DATA SUPPLIED —
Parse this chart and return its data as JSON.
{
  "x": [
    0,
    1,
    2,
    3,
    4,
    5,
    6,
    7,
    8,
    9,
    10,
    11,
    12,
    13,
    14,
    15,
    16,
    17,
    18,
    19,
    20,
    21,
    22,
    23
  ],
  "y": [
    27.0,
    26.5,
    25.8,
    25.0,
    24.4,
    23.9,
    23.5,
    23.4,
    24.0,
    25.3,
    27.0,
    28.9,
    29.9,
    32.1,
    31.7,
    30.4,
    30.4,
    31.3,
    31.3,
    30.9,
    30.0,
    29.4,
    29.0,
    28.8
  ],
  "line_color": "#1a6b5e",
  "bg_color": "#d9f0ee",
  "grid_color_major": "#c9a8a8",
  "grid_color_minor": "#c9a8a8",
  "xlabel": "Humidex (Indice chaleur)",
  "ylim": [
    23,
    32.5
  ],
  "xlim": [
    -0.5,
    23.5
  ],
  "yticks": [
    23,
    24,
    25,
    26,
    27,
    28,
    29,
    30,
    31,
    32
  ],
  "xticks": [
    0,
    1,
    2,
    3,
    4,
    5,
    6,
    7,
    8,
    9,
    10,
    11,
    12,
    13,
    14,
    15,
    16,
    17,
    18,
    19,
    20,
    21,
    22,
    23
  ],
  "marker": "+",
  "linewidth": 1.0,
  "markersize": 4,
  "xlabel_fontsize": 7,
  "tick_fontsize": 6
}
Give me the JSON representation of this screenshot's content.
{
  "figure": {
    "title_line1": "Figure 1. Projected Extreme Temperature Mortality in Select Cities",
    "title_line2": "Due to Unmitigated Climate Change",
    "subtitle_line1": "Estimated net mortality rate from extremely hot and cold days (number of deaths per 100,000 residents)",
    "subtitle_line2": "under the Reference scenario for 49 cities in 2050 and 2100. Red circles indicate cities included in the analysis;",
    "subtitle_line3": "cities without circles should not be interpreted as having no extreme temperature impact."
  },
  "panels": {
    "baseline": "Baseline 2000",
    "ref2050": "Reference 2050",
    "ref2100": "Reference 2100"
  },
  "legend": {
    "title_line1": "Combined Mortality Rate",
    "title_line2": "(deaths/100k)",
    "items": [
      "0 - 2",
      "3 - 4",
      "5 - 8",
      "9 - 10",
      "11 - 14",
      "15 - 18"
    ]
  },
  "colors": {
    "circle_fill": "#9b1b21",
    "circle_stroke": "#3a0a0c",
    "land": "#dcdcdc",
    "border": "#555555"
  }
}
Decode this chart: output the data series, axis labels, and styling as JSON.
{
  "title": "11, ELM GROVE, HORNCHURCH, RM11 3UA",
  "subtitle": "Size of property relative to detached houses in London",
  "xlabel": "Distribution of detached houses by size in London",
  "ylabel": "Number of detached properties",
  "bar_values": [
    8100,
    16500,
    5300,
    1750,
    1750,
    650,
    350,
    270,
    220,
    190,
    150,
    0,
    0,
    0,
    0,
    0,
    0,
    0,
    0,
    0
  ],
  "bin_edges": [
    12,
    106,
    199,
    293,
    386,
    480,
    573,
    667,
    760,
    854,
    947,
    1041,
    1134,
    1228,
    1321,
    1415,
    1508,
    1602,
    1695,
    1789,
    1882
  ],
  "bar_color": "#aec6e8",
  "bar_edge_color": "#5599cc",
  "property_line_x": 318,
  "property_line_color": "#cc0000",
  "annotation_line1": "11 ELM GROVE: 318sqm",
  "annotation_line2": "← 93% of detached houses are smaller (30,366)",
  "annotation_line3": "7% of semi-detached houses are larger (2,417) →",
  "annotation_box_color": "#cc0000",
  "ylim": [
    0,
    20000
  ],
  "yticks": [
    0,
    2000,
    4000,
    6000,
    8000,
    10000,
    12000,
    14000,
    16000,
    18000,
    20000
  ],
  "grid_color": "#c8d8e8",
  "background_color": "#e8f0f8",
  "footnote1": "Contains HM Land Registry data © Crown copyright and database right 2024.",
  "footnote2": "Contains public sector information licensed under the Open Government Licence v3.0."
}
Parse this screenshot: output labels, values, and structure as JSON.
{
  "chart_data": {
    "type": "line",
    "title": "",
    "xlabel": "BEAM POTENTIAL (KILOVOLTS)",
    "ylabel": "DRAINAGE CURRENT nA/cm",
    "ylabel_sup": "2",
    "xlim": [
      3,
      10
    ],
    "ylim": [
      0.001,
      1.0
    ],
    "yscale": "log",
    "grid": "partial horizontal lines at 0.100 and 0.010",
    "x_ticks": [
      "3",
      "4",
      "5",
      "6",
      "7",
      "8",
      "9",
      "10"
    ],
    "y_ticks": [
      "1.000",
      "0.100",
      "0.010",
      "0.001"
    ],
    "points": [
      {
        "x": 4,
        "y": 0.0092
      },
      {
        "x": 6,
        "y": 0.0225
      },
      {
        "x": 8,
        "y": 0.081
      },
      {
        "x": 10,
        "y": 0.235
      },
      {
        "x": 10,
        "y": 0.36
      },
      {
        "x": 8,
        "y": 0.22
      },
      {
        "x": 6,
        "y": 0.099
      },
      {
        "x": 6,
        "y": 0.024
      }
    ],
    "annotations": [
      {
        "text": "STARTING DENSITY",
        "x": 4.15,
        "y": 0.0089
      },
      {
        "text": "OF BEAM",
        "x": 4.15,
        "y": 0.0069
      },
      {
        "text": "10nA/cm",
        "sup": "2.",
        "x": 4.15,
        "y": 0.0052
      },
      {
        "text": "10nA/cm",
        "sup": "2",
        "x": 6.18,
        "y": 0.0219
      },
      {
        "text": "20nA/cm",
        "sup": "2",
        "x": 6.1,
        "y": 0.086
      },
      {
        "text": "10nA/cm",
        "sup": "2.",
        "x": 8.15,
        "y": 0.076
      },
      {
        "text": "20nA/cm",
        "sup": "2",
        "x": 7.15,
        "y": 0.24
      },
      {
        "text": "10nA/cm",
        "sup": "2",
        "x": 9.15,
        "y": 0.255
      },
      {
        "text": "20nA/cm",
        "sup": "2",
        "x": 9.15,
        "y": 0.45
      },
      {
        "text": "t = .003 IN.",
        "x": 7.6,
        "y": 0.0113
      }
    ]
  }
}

INSTRUCTIONS FOR THE TASK — Repeat all entries. Match them exactly.

RESPONSE BELOW —
Parse this chart and return its data as JSON.
{
  "x": [
    0,
    1,
    2,
    3,
    4,
    5,
    6,
    7,
    8,
    9,
    10,
    11,
    12,
    13,
    14,
    15,
    16,
    17,
    18,
    19,
    20,
    21,
    22,
    23
  ],
  "y": [
    27.0,
    26.5,
    25.8,
    25.0,
    24.4,
    23.9,
    23.5,
    23.4,
    24.0,
    25.3,
    27.0,
    28.9,
    29.9,
    32.1,
    31.7,
    30.4,
    30.4,
    31.3,
    31.3,
    30.9,
    30.0,
    29.4,
    29.0,
    28.8
  ],
  "line_color": "#1a6b5e",
  "bg_color": "#d9f0ee",
  "grid_color_major": "#c9a8a8",
  "grid_color_minor": "#c9a8a8",
  "xlabel": "Humidex (Indice chaleur)",
  "ylim": [
    23,
    32.5
  ],
  "xlim": [
    -0.5,
    23.5
  ],
  "yticks": [
    23,
    24,
    25,
    26,
    27,
    28,
    29,
    30,
    31,
    32
  ],
  "xticks": [
    0,
    1,
    2,
    3,
    4,
    5,
    6,
    7,
    8,
    9,
    10,
    11,
    12,
    13,
    14,
    15,
    16,
    17,
    18,
    19,
    20,
    21,
    22,
    23
  ],
  "marker": "+",
  "linewidth": 1.0,
  "markersize": 4,
  "xlabel_fontsize": 7,
  "tick_fontsize": 6
}
Give me the JSON representation of this screenshot's content.
{
  "figure": {
    "title_line1": "Figure 1. Projected Extreme Temperature Mortality in Select Cities",
    "title_line2": "Due to Unmitigated Climate Change",
    "subtitle_line1": "Estimated net mortality rate from extremely hot and cold days (number of deaths per 100,000 residents)",
    "subtitle_line2": "under the Reference scenario for 49 cities in 2050 and 2100. Red circles indicate cities included in the analysis;",
    "subtitle_line3": "cities without circles should not be interpreted as having no extreme temperature impact."
  },
  "panels": {
    "baseline": "Baseline 2000",
    "ref2050": "Reference 2050",
    "ref2100": "Reference 2100"
  },
  "legend": {
    "title_line1": "Combined Mortality Rate",
    "title_line2": "(deaths/100k)",
    "items": [
      "0 - 2",
      "3 - 4",
      "5 - 8",
      "9 - 10",
      "11 - 14",
      "15 - 18"
    ]
  },
  "colors": {
    "circle_fill": "#9b1b21",
    "circle_stroke": "#3a0a0c",
    "land": "#dcdcdc",
    "border": "#555555"
  }
}
Decode this chart: output the data series, axis labels, and styling as JSON.
{
  "title": "11, ELM GROVE, HORNCHURCH, RM11 3UA",
  "subtitle": "Size of property relative to detached houses in London",
  "xlabel": "Distribution of detached houses by size in London",
  "ylabel": "Number of detached properties",
  "bar_values": [
    8100,
    16500,
    5300,
    1750,
    1750,
    650,
    350,
    270,
    220,
    190,
    150,
    0,
    0,
    0,
    0,
    0,
    0,
    0,
    0,
    0
  ],
  "bin_edges": [
    12,
    106,
    199,
    293,
    386,
    480,
    573,
    667,
    760,
    854,
    947,
    1041,
    1134,
    1228,
    1321,
    1415,
    1508,
    1602,
    1695,
    1789,
    1882
  ],
  "bar_color": "#aec6e8",
  "bar_edge_color": "#5599cc",
  "property_line_x": 318,
  "property_line_color": "#cc0000",
  "annotation_line1": "11 ELM GROVE: 318sqm",
  "annotation_line2": "← 93% of detached houses are smaller (30,366)",
  "annotation_line3": "7% of semi-detached houses are larger (2,417) →",
  "annotation_box_color": "#cc0000",
  "ylim": [
    0,
    20000
  ],
  "yticks": [
    0,
    2000,
    4000,
    6000,
    8000,
    10000,
    12000,
    14000,
    16000,
    18000,
    20000
  ],
  "grid_color": "#c8d8e8",
  "background_color": "#e8f0f8",
  "footnote1": "Contains HM Land Registry data © Crown copyright and database right 2024.",
  "footnote2": "Contains public sector information licensed under the Open Government Licence v3.0."
}
Parse this screenshot: output labels, values, and structure as JSON.
{
  "chart_data": {
    "type": "line",
    "title": "",
    "xlabel": "BEAM POTENTIAL (KILOVOLTS)",
    "ylabel": "DRAINAGE CURRENT nA/cm",
    "ylabel_sup": "2",
    "xlim": [
      3,
      10
    ],
    "ylim": [
      0.001,
      1.0
    ],
    "yscale": "log",
    "grid": "partial horizontal lines at 0.100 and 0.010",
    "x_ticks": [
      "3",
      "4",
      "5",
      "6",
      "7",
      "8",
      "9",
      "10"
    ],
    "y_ticks": [
      "1.000",
      "0.100",
      "0.010",
      "0.001"
    ],
    "points": [
      {
        "x": 4,
        "y": 0.0092
      },
      {
        "x": 6,
        "y": 0.0225
      },
      {
        "x": 8,
        "y": 0.081
      },
      {
        "x": 10,
        "y": 0.235
      },
      {
        "x": 10,
        "y": 0.36
      },
      {
        "x": 8,
        "y": 0.22
      },
      {
        "x": 6,
        "y": 0.099
      },
      {
        "x": 6,
        "y": 0.024
      }
    ],
    "annotations": [
      {
        "text": "STARTING DENSITY",
        "x": 4.15,
        "y": 0.0089
      },
      {
        "text": "OF BEAM",
        "x": 4.15,
        "y": 0.0069
      },
      {
        "text": "10nA/cm",
        "sup": "2.",
        "x": 4.15,
        "y": 0.0052
      },
      {
        "text": "10nA/cm",
        "sup": "2",
        "x": 6.18,
        "y": 0.0219
      },
      {
        "text": "20nA/cm",
        "sup": "2",
        "x": 6.1,
        "y": 0.086
      },
      {
        "text": "10nA/cm",
        "sup": "2.",
        "x": 8.15,
        "y": 0.076
      },
      {
        "text": "20nA/cm",
        "sup": "2",
        "x": 7.15,
        "y": 0.24
      },
      {
        "text": "10nA/cm",
        "sup": "2",
        "x": 9.15,
        "y": 0.255
      },
      {
        "text": "20nA/cm",
        "sup": "2",
        "x": 9.15,
        "y": 0.45
      },
      {
        "text": "t = .003 IN.",
        "x": 7.6,
        "y": 0.0113
      }
    ]
  }
}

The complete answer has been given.